_Objective:_ Copy the data word for word, keeping every line.

_Data for the task:_
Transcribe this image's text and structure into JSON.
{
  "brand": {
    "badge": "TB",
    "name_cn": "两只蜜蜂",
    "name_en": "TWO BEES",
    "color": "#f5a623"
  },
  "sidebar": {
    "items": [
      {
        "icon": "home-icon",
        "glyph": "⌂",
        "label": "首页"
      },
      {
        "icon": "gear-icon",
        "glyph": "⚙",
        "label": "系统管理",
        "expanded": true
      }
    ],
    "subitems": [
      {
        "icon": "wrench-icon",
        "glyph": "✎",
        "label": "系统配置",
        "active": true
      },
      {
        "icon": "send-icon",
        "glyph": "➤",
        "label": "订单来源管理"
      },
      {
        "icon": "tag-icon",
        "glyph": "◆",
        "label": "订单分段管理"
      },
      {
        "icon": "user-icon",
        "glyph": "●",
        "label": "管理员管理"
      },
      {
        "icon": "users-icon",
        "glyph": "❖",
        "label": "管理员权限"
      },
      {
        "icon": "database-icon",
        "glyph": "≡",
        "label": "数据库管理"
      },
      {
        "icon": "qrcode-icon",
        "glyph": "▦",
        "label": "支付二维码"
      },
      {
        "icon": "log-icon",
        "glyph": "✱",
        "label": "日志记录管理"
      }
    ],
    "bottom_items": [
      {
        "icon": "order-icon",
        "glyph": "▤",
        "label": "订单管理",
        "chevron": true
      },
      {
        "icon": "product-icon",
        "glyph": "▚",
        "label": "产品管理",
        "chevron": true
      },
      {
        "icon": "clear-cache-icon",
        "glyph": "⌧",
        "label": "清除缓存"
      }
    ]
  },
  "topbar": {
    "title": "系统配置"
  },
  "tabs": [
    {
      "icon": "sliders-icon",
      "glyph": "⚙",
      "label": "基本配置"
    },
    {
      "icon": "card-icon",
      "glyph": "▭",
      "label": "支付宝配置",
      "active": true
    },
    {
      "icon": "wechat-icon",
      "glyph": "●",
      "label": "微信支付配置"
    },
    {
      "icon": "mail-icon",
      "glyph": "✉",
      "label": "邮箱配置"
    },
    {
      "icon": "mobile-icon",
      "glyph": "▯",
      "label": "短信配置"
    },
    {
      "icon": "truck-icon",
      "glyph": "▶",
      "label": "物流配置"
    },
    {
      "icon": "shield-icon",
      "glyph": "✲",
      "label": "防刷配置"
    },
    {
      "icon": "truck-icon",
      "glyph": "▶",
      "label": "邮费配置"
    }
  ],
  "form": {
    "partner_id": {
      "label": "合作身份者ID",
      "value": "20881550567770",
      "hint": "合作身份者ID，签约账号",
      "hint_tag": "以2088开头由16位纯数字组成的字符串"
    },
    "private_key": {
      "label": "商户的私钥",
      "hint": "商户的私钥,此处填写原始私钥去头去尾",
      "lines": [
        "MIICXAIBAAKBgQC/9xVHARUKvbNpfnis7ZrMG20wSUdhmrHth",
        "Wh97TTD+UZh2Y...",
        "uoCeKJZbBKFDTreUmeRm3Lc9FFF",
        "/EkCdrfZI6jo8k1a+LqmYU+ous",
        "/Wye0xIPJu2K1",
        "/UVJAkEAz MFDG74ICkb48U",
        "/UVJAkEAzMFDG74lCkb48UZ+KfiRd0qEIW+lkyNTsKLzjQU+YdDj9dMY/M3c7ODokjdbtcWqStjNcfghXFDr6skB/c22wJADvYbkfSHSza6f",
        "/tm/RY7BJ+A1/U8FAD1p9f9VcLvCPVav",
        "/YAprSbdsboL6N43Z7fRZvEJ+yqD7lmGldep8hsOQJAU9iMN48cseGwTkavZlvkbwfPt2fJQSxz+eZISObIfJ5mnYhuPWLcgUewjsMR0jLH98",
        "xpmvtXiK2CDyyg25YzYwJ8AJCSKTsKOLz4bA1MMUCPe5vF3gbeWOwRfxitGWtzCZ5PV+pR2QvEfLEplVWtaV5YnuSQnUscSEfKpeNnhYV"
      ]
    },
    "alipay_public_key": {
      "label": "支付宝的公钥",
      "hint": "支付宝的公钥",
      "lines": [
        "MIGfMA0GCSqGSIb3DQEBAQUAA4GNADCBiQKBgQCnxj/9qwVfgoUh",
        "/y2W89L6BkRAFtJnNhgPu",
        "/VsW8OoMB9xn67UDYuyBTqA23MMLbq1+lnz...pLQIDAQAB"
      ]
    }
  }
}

_Solution to the problem:_
Transcribe this image's text and structure into JSON.
{
  "brand": {
    "badge": "TB",
    "name_cn": "两只蜜蜂",
    "name_en": "TWO BEES",
    "color": "#f5a623"
  },
  "sidebar": {
    "items": [
      {
        "icon": "home-icon",
        "glyph": "⌂",
        "label": "首页"
      },
      {
        "icon": "gear-icon",
        "glyph": "⚙",
        "label": "系统管理",
        "expanded": true
      }
    ],
    "subitems": [
      {
        "icon": "wrench-icon",
        "glyph": "✎",
        "label": "系统配置",
        "active": true
      },
      {
        "icon": "send-icon",
        "glyph": "➤",
        "label": "订单来源管理"
      },
      {
        "icon": "tag-icon",
        "glyph": "◆",
        "label": "订单分段管理"
      },
      {
        "icon": "user-icon",
        "glyph": "●",
        "label": "管理员管理"
      },
      {
        "icon": "users-icon",
        "glyph": "❖",
        "label": "管理员权限"
      },
      {
        "icon": "database-icon",
        "glyph": "≡",
        "label": "数据库管理"
      },
      {
        "icon": "qrcode-icon",
        "glyph": "▦",
        "label": "支付二维码"
      },
      {
        "icon": "log-icon",
        "glyph": "✱",
        "label": "日志记录管理"
      }
    ],
    "bottom_items": [
      {
        "icon": "order-icon",
        "glyph": "▤",
        "label": "订单管理",
        "chevron": true
      },
      {
        "icon": "product-icon",
        "glyph": "▚",
        "label": "产品管理",
        "chevron": true
      },
      {
        "icon": "clear-cache-icon",
        "glyph": "⌧",
        "label": "清除缓存"
      }
    ]
  },
  "topbar": {
    "title": "系统配置"
  },
  "tabs": [
    {
      "icon": "sliders-icon",
      "glyph": "⚙",
      "label": "基本配置"
    },
    {
      "icon": "card-icon",
      "glyph": "▭",
      "label": "支付宝配置",
      "active": true
    },
    {
      "icon": "wechat-icon",
      "glyph": "●",
      "label": "微信支付配置"
    },
    {
      "icon": "mail-icon",
      "glyph": "✉",
      "label": "邮箱配置"
    },
    {
      "icon": "mobile-icon",
      "glyph": "▯",
      "label": "短信配置"
    },
    {
      "icon": "truck-icon",
      "glyph": "▶",
      "label": "物流配置"
    },
    {
      "icon": "shield-icon",
      "glyph": "✲",
      "label": "防刷配置"
    },
    {
      "icon": "truck-icon",
      "glyph": "▶",
      "label": "邮费配置"
    }
  ],
  "form": {
    "partner_id": {
      "label": "合作身份者ID",
      "value": "20881550567770",
      "hint": "合作身份者ID，签约账号",
      "hint_tag": "以2088开头由16位纯数字组成的字符串"
    },
    "private_key": {
      "label": "商户的私钥",
      "hint": "商户的私钥,此处填写原始私钥去头去尾",
      "lines": [
        "MIICXAIBAAKBgQC/9xVHARUKvbNpfnis7ZrMG20wSUdhmrHth",
        "Wh97TTD+UZh2Y...",
        "uoCeKJZbBKFDTreUmeRm3Lc9FFF",
        "/EkCdrfZI6jo8k1a+LqmYU+ous",
        "/Wye0xIPJu2K1",
        "/UVJAkEAz MFDG74ICkb48U",
        "/UVJAkEAzMFDG74lCkb48UZ+KfiRd0qEIW+lkyNTsKLzjQU+YdDj9dMY/M3c7ODokjdbtcWqStjNcfghXFDr6skB/c22wJADvYbkfSHSza6f",
        "/tm/RY7BJ+A1/U8FAD1p9f9VcLvCPVav",
        "/YAprSbdsboL6N43Z7fRZvEJ+yqD7lmGldep8hsOQJAU9iMN48cseGwTkavZlvkbwfPt2fJQSxz+eZISObIfJ5mnYhuPWLcgUewjsMR0jLH98",
        "xpmvtXiK2CDyyg25YzYwJ8AJCSKTsKOLz4bA1MMUCPe5vF3gbeWOwRfxitGWtzCZ5PV+pR2QvEfLEplVWtaV5YnuSQnUscSEfKpeNnhYV"
      ]
    },
    "alipay_public_key": {
      "label": "支付宝的公钥",
      "hint": "支付宝的公钥",
      "lines": [
        "MIGfMA0GCSqGSIb3DQEBAQUAA4GNADCBiQKBgQCnxj/9qwVfgoUh",
        "/y2W89L6BkRAFtJnNhgPu",
        "/VsW8OoMB9xn67UDYuyBTqA23MMLbq1+lnz...pLQIDAQAB"
      ]
    }
  }
}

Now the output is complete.